* BEGIN *

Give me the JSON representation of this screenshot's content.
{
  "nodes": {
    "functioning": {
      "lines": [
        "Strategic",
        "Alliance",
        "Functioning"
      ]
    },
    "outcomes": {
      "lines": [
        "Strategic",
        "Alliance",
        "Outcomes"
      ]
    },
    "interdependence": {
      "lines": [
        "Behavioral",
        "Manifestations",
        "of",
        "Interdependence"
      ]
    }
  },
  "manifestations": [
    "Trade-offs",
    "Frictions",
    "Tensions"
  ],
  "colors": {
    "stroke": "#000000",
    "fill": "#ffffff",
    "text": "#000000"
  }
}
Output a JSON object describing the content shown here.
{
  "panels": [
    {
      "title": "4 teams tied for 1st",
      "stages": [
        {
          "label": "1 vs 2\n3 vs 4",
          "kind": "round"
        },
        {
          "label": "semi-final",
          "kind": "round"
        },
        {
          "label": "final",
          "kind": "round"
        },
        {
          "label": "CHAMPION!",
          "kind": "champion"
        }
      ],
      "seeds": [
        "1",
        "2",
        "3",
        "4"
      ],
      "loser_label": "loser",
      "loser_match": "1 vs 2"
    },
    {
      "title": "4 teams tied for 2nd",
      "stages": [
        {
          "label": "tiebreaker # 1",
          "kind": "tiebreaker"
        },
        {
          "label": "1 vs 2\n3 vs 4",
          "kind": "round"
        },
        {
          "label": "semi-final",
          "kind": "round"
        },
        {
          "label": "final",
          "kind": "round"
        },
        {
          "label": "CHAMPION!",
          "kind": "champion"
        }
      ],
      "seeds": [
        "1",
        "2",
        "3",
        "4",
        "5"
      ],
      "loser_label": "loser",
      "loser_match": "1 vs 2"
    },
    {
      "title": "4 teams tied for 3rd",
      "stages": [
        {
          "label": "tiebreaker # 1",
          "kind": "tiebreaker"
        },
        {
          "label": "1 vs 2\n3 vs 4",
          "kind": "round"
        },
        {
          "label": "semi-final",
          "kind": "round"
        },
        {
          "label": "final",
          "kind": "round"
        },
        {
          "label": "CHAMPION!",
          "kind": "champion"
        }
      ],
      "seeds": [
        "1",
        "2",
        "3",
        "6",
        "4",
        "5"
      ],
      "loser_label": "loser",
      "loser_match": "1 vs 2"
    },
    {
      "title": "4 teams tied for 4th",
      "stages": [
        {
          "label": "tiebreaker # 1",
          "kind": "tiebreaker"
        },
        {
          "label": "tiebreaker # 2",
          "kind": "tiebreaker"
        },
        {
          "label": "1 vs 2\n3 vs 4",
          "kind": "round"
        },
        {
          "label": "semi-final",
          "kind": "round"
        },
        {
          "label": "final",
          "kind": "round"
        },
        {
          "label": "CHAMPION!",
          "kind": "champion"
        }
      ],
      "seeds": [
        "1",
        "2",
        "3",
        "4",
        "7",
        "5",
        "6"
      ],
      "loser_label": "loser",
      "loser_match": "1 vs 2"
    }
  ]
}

* END *

(Task brief)
Retype the data in full and match it exactly.

(Answer to the problem)
Give me the JSON representation of this screenshot's content.
{
  "nodes": {
    "functioning": {
      "lines": [
        "Strategic",
        "Alliance",
        "Functioning"
      ]
    },
    "outcomes": {
      "lines": [
        "Strategic",
        "Alliance",
        "Outcomes"
      ]
    },
    "interdependence": {
      "lines": [
        "Behavioral",
        "Manifestations",
        "of",
        "Interdependence"
      ]
    }
  },
  "manifestations": [
    "Trade-offs",
    "Frictions",
    "Tensions"
  ],
  "colors": {
    "stroke": "#000000",
    "fill": "#ffffff",
    "text": "#000000"
  }
}
Output a JSON object describing the content shown here.
{
  "panels": [
    {
      "title": "4 teams tied for 1st",
      "stages": [
        {
          "label": "1 vs 2\n3 vs 4",
          "kind": "round"
        },
        {
          "label": "semi-final",
          "kind": "round"
        },
        {
          "label": "final",
          "kind": "round"
        },
        {
          "label": "CHAMPION!",
          "kind": "champion"
        }
      ],
      "seeds": [
        "1",
        "2",
        "3",
        "4"
      ],
      "loser_label": "loser",
      "loser_match": "1 vs 2"
    },
    {
      "title": "4 teams tied for 2nd",
      "stages": [
        {
          "label": "tiebreaker # 1",
          "kind": "tiebreaker"
        },
        {
          "label": "1 vs 2\n3 vs 4",
          "kind": "round"
        },
        {
          "label": "semi-final",
          "kind": "round"
        },
        {
          "label": "final",
          "kind": "round"
        },
        {
          "label": "CHAMPION!",
          "kind": "champion"
        }
      ],
      "seeds": [
        "1",
        "2",
        "3",
        "4",
        "5"
      ],
      "loser_label": "loser",
      "loser_match": "1 vs 2"
    },
    {
      "title": "4 teams tied for 3rd",
      "stages": [
        {
          "label": "tiebreaker # 1",
          "kind": "tiebreaker"
        },
        {
          "label": "1 vs 2\n3 vs 4",
          "kind": "round"
        },
        {
          "label": "semi-final",
          "kind": "round"
        },
        {
          "label": "final",
          "kind": "round"
        },
        {
          "label": "CHAMPION!",
          "kind": "champion"
        }
      ],
      "seeds": [
        "1",
        "2",
        "3",
        "6",
        "4",
        "5"
      ],
      "loser_label": "loser",
      "loser_match": "1 vs 2"
    },
    {
      "title": "4 teams tied for 4th",
      "stages": [
        {
          "label": "tiebreaker # 1",
          "kind": "tiebreaker"
        },
        {
          "label": "tiebreaker # 2",
          "kind": "tiebreaker"
        },
        {
          "label": "1 vs 2\n3 vs 4",
          "kind": "round"
        },
        {
          "label": "semi-final",
          "kind": "round"
        },
        {
          "label": "final",
          "kind": "round"
        },
        {
          "label": "CHAMPION!",
          "kind": "champion"
        }
      ],
      "seeds": [
        "1",
        "2",
        "3",
        "4",
        "7",
        "5",
        "6"
      ],
      "loser_label": "loser",
      "loser_match": "1 vs 2"
    }
  ]
}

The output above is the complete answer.